◆ **DIRECTIONS**
Look through the records below, count the lines with the word "likes", and reply with only the number.

◆ **ENTRIES**
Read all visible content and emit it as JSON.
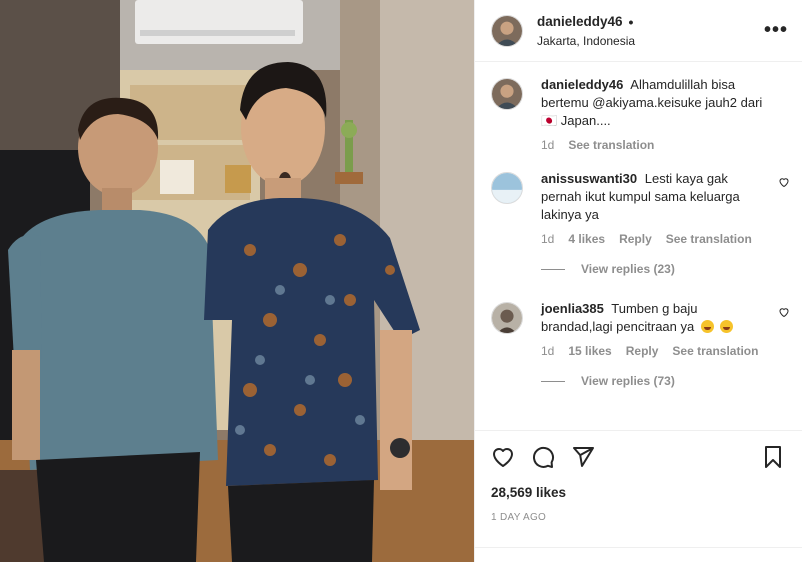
{
  "post": {
    "username": "danieleddy46",
    "dot": "•",
    "location": "Jakarta, Indonesia",
    "more": "•••"
  },
  "caption": {
    "username": "danieleddy46",
    "text": "Alhamdulillah bisa bertemu @akiyama.keisuke jauh2 dari 🇯🇵 Japan....",
    "time": "1d",
    "translate": "See translation"
  },
  "comments": [
    {
      "username": "anissuswanti30",
      "text": "Lesti kaya gak pernah ikut kumpul sama keluarga lakinya ya",
      "time": "1d",
      "likes": "4 likes",
      "reply": "Reply",
      "translate": "See translation",
      "view_replies": "View replies (23)"
    },
    {
      "username": "joenlia385",
      "text": "Tumben g baju brandad,lagi pencitraan ya",
      "time": "1d",
      "likes": "15 likes",
      "reply": "Reply",
      "translate": "See translation",
      "view_replies": "View replies (73)"
    }
  ],
  "footer": {
    "likes": "28,569 likes",
    "ago": "1 DAY AGO"
  },
  "icons": {
    "like": "heart-icon",
    "comment": "comment-icon",
    "share": "share-icon",
    "save": "bookmark-icon",
    "more": "more-icon"
  }
}
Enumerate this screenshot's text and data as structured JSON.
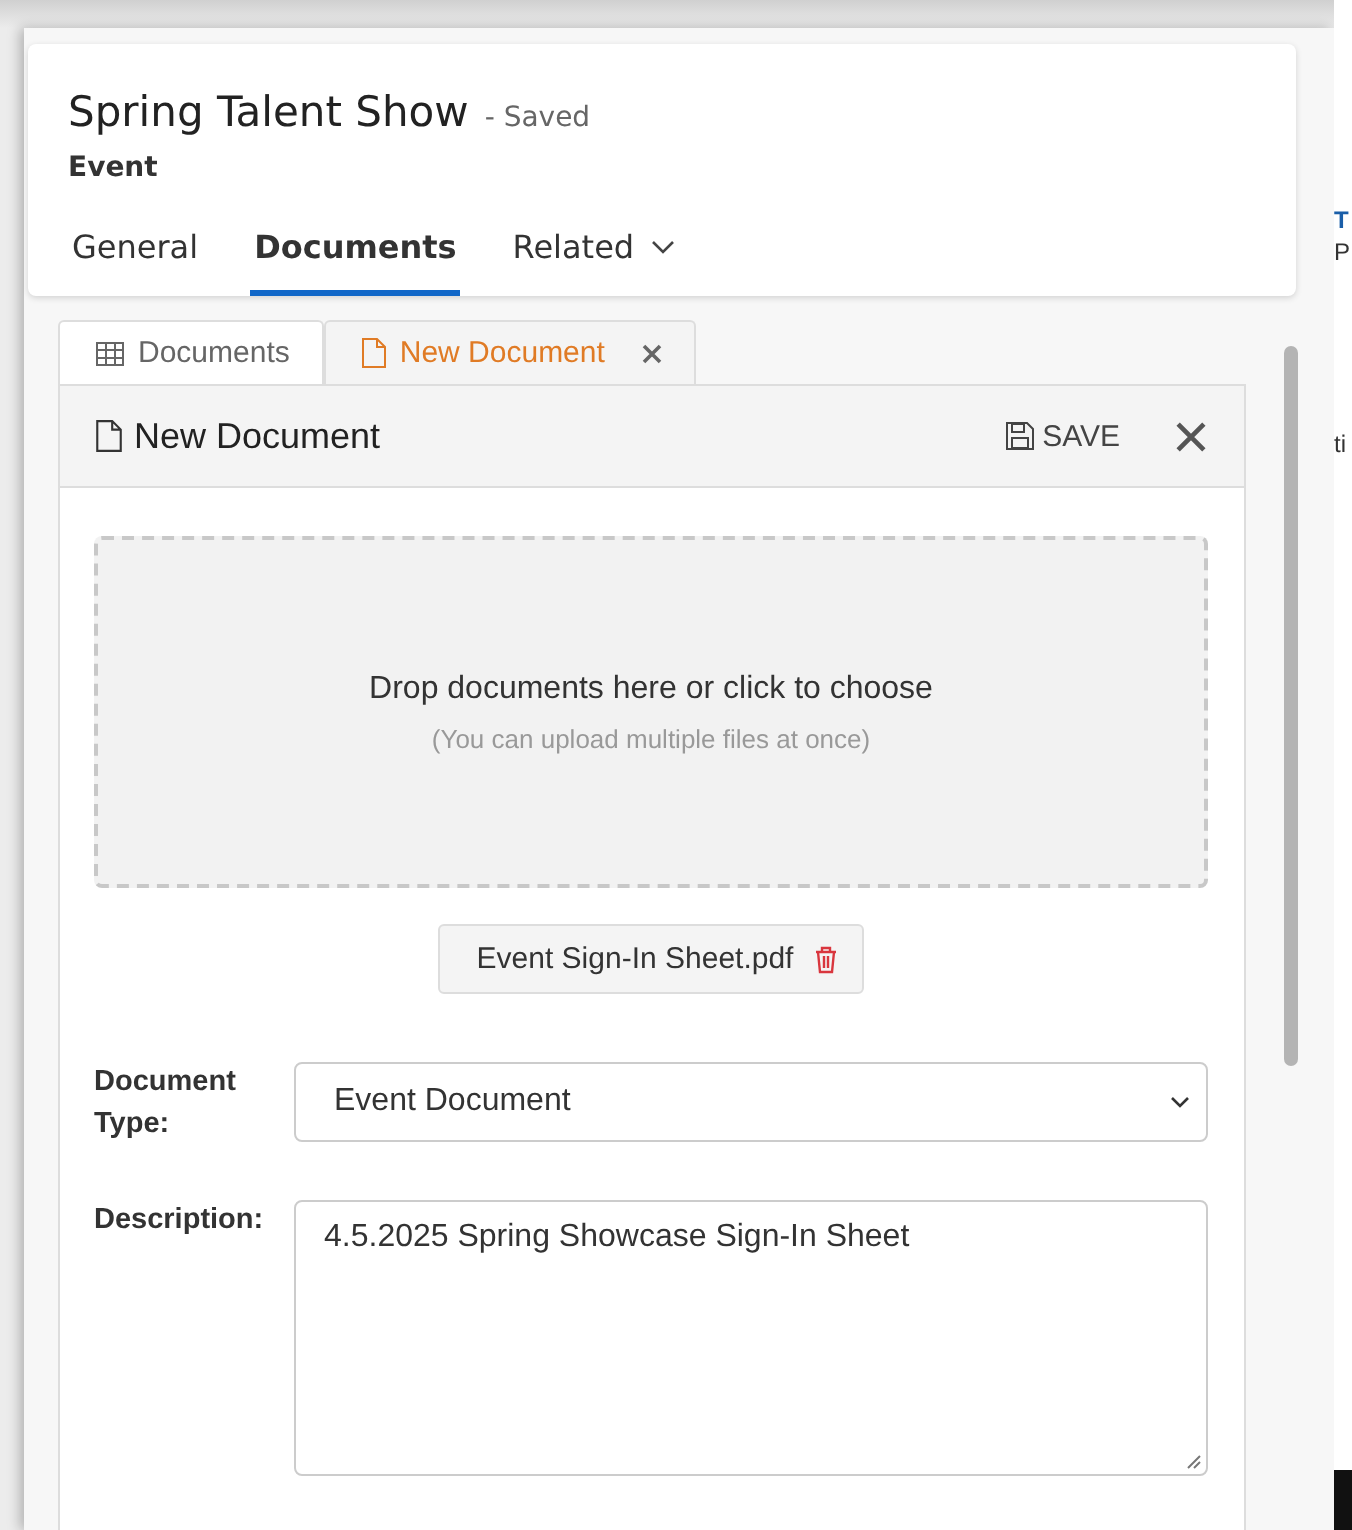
{
  "record": {
    "title": "Spring Talent Show",
    "status": "- Saved",
    "entity": "Event"
  },
  "form_tabs": [
    {
      "label": "General",
      "selected": false,
      "kind": "plain"
    },
    {
      "label": "Documents",
      "selected": true,
      "kind": "plain"
    },
    {
      "label": "Related",
      "selected": false,
      "kind": "menu"
    }
  ],
  "pane_tabs": [
    {
      "label": "Documents",
      "kind": "list",
      "selected": false
    },
    {
      "label": "New Document",
      "kind": "editor",
      "selected": true
    }
  ],
  "panel": {
    "title": "New Document",
    "save": "SAVE"
  },
  "dropzone": {
    "text": "Drop documents here or click to choose",
    "hint": "(You can upload multiple files at once)"
  },
  "files": [
    {
      "name": "Event Sign-In Sheet.pdf"
    }
  ],
  "fields": [
    {
      "kind": "select",
      "label": "Document Type:",
      "value": "Event Document"
    },
    {
      "kind": "textarea",
      "label": "Description:",
      "value": "4.5.2025 Spring Showcase Sign-In Sheet"
    }
  ],
  "background": {
    "texts": [
      {
        "text": "T",
        "kind": "link"
      },
      {
        "text": "P",
        "kind": "plain"
      },
      {
        "text": "ti",
        "kind": "plain"
      }
    ]
  }
}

◆ **FULL OUTPUT**
3